Collected data entries:
------------
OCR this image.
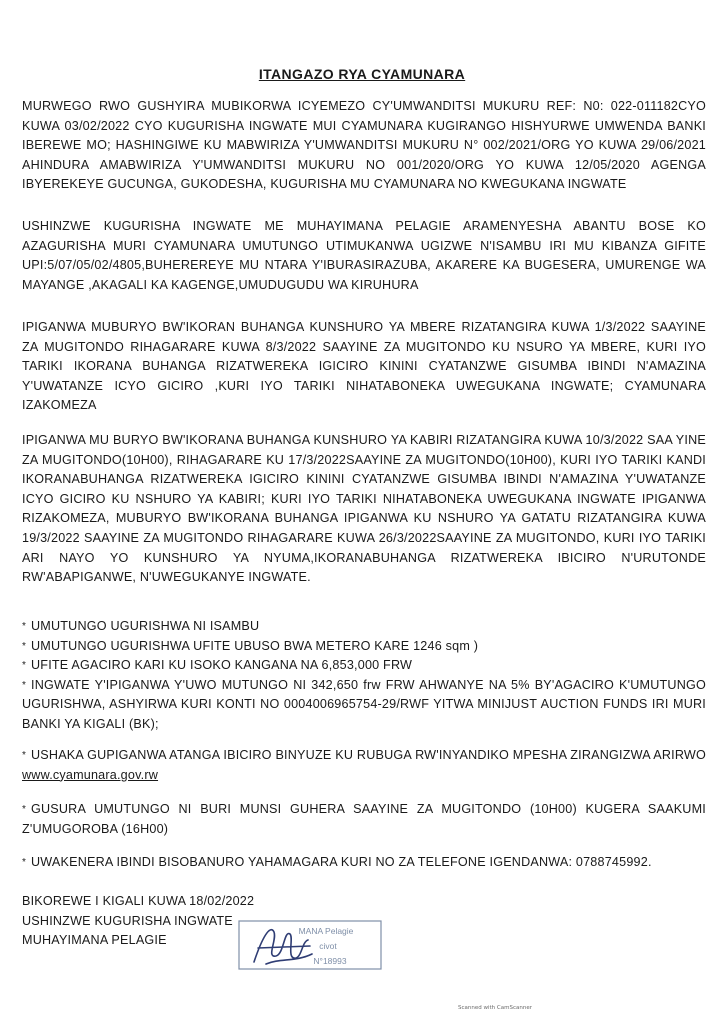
ITANGAZO RYA CYAMUNARA
MURWEGO RWO GUSHYIRA MUBIKORWA ICYEMEZO CY'UMWANDITSI MUKURU REF: N0: 022-011182CYO KUWA 03/02/2022 CYO KUGURISHA INGWATE MUI CYAMUNARA KUGIRANGO HISHYURWE UMWENDA BANKI IBEREWE MO; HASHINGIWE KU MABWIRIZA Y'UMWANDITSI MUKURU N° 002/2021/ORG YO KUWA 29/06/2021 AHINDURA AMABWIRIZA Y'UMWANDITSI MUKURU NO 001/2020/ORG YO KUWA 12/05/2020 AGENGA IBYEREKEYE GUCUNGA, GUKODESHA, KUGURISHA MU CYAMUNARA NO KWEGUKANA INGWATE
USHINZWE KUGURISHA INGWATE ME MUHAYIMANA PELAGIE ARAMENYESHA ABANTU BOSE KO AZAGURISHA MURI CYAMUNARA UMUTUNGO UTIMUKANWA UGIZWE N'ISAMBU IRI MU KIBANZA GIFITE UPI:5/07/05/02/4805,BUHEREREYE MU NTARA Y'IBURASIRAZUBA, AKARERE KA BUGESERA, UMURENGE WA MAYANGE ,AKAGALI KA KAGENGE,UMUDUGUDU WA KIRUHURA
IPIGANWA MUBURYO BW'IKORAN BUHANGA KUNSHURO YA MBERE RIZATANGIRA KUWA 1/3/2022 SAAYINE ZA MUGITONDO RIHAGARARE KUWA 8/3/2022 SAAYINE ZA MUGITONDO KU NSURO YA MBERE, KURI IYO TARIKI IKORANA BUHANGA RIZATWEREKA IGICIRO KININI CYATANZWE GISUMBA IBINDI N'AMAZINA Y'UWATANZE ICYO GICIRO ,KURI IYO TARIKI NIHATABONEKA UWEGUKANA INGWATE; CYAMUNARA IZAKOMEZA
IPIGANWA MU BURYO BW'IKORANA BUHANGA KUNSHURO YA KABIRI RIZATANGIRA KUWA 10/3/2022 SAA YINE ZA MUGITONDO(10H00), RIHAGARARE KU 17/3/2022SAAYINE ZA MUGITONDO(10H00), KURI IYO TARIKI KANDI IKORANABUHANGA RIZATWEREKA IGICIRO KININI CYATANZWE GISUMBA IBINDI N'AMAZINA Y'UWATANZE ICYO GICIRO KU NSHURO YA KABIRI; KURI IYO TARIKI NIHATABONEKA UWEGUKANA INGWATE IPIGANWA RIZAKOMEZA, MUBURYO BW'IKORANA BUHANGA IPIGANWA KU NSHURO YA GATATU RIZATANGIRA KUWA 19/3/2022 SAAYINE ZA MUGITONDO RIHAGARARE KUWA 26/3/2022SAAYINE ZA MUGITONDO, KURI IYO TARIKI ARI NAYO YO KUNSHURO YA NYUMA,IKORANABUHANGA RIZATWEREKA IBICIRO N'URUTONDE RW'ABAPIGANWE, N'UWEGUKANYE INGWATE.
* UMUTUNGO UGURISHWA NI ISAMBU
* UMUTUNGO UGURISHWA UFITE UBUSO BWA METERO KARE 1246 sqm )
* UFITE AGACIRO KARI KU ISOKO KANGANA NA 6,853,000 FRW
* INGWATE Y'IPIGANWA Y'UWO MUTUNGO NI 342,650 frw FRW AHWANYE NA 5% BY'AGACIRO K'UMUTUNGO UGURISHWA, ASHYIRWA KURI KONTI NO 0004006965754-29/RWF YITWA MINIJUST AUCTION FUNDS IRI MURI BANKI YA KIGALI (BK);
* USHAKA GUPIGANWA ATANGA IBICIRO BINYUZE KU RUBUGA RW'INYANDIKO MPESHA ZIRANGIZWA ARIRWO www.cyamunara.gov.rw
* GUSURA UMUTUNGO NI BURI MUNSI GUHERA SAAYINE ZA MUGITONDO (10H00) KUGERA SAAKUMI Z'UMUGOROBA (16H00)
* UWAKENERA IBINDI BISOBANURO YAHAMAGARA KURI NO ZA TELEFONE IGENDANWA: 0788745992.
BIKOREWE I KIGALI KUWA 18/02/2022
USHINZWE KUGURISHA INGWATE
MUHAYIMANA PELAGIE
MANA Pelagie
civot
N°18993
Scanned with CamScanner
------------
AIM
Reproduce the whole listing above word for word, but not its pictures.

ANSWER TO THIS PROBLEM
OCR this image.
ITANGAZO RYA CYAMUNARA
MURWEGO RWO GUSHYIRA MUBIKORWA ICYEMEZO CY'UMWANDITSI MUKURU REF: N0: 022-011182CYO KUWA 03/02/2022 CYO KUGURISHA INGWATE MUI CYAMUNARA KUGIRANGO HISHYURWE UMWENDA BANKI IBEREWE MO; HASHINGIWE KU MABWIRIZA Y'UMWANDITSI MUKURU N° 002/2021/ORG YO KUWA 29/06/2021 AHINDURA AMABWIRIZA Y'UMWANDITSI MUKURU NO 001/2020/ORG YO KUWA 12/05/2020 AGENGA IBYEREKEYE GUCUNGA, GUKODESHA, KUGURISHA MU CYAMUNARA NO KWEGUKANA INGWATE
USHINZWE KUGURISHA INGWATE ME MUHAYIMANA PELAGIE ARAMENYESHA ABANTU BOSE KO AZAGURISHA MURI CYAMUNARA UMUTUNGO UTIMUKANWA UGIZWE N'ISAMBU IRI MU KIBANZA GIFITE UPI:5/07/05/02/4805,BUHEREREYE MU NTARA Y'IBURASIRAZUBA, AKARERE KA BUGESERA, UMURENGE WA MAYANGE ,AKAGALI KA KAGENGE,UMUDUGUDU WA KIRUHURA
IPIGANWA MUBURYO BW'IKORAN BUHANGA KUNSHURO YA MBERE RIZATANGIRA KUWA 1/3/2022 SAAYINE ZA MUGITONDO RIHAGARARE KUWA 8/3/2022 SAAYINE ZA MUGITONDO KU NSURO YA MBERE, KURI IYO TARIKI IKORANA BUHANGA RIZATWEREKA IGICIRO KININI CYATANZWE GISUMBA IBINDI N'AMAZINA Y'UWATANZE ICYO GICIRO ,KURI IYO TARIKI NIHATABONEKA UWEGUKANA INGWATE; CYAMUNARA IZAKOMEZA
IPIGANWA MU BURYO BW'IKORANA BUHANGA KUNSHURO YA KABIRI RIZATANGIRA KUWA 10/3/2022 SAA YINE ZA MUGITONDO(10H00), RIHAGARARE KU 17/3/2022SAAYINE ZA MUGITONDO(10H00), KURI IYO TARIKI KANDI IKORANABUHANGA RIZATWEREKA IGICIRO KININI CYATANZWE GISUMBA IBINDI N'AMAZINA Y'UWATANZE ICYO GICIRO KU NSHURO YA KABIRI; KURI IYO TARIKI NIHATABONEKA UWEGUKANA INGWATE IPIGANWA RIZAKOMEZA, MUBURYO BW'IKORANA BUHANGA IPIGANWA KU NSHURO YA GATATU RIZATANGIRA KUWA 19/3/2022 SAAYINE ZA MUGITONDO RIHAGARARE KUWA 26/3/2022SAAYINE ZA MUGITONDO, KURI IYO TARIKI ARI NAYO YO KUNSHURO YA NYUMA,IKORANABUHANGA RIZATWEREKA IBICIRO N'URUTONDE RW'ABAPIGANWE, N'UWEGUKANYE INGWATE.
* UMUTUNGO UGURISHWA NI ISAMBU
* UMUTUNGO UGURISHWA UFITE UBUSO BWA METERO KARE 1246 sqm )
* UFITE AGACIRO KARI KU ISOKO KANGANA NA 6,853,000 FRW
* INGWATE Y'IPIGANWA Y'UWO MUTUNGO NI 342,650 frw FRW AHWANYE NA 5% BY'AGACIRO K'UMUTUNGO UGURISHWA, ASHYIRWA KURI KONTI NO 0004006965754-29/RWF YITWA MINIJUST AUCTION FUNDS IRI MURI BANKI YA KIGALI (BK);
* USHAKA GUPIGANWA ATANGA IBICIRO BINYUZE KU RUBUGA RW'INYANDIKO MPESHA ZIRANGIZWA ARIRWO www.cyamunara.gov.rw
* GUSURA UMUTUNGO NI BURI MUNSI GUHERA SAAYINE ZA MUGITONDO (10H00) KUGERA SAAKUMI Z'UMUGOROBA (16H00)
* UWAKENERA IBINDI BISOBANURO YAHAMAGARA KURI NO ZA TELEFONE IGENDANWA: 0788745992.
BIKOREWE I KIGALI KUWA 18/02/2022
USHINZWE KUGURISHA INGWATE
MUHAYIMANA PELAGIE
MANA Pelagie
civot
N°18993
Scanned with CamScanner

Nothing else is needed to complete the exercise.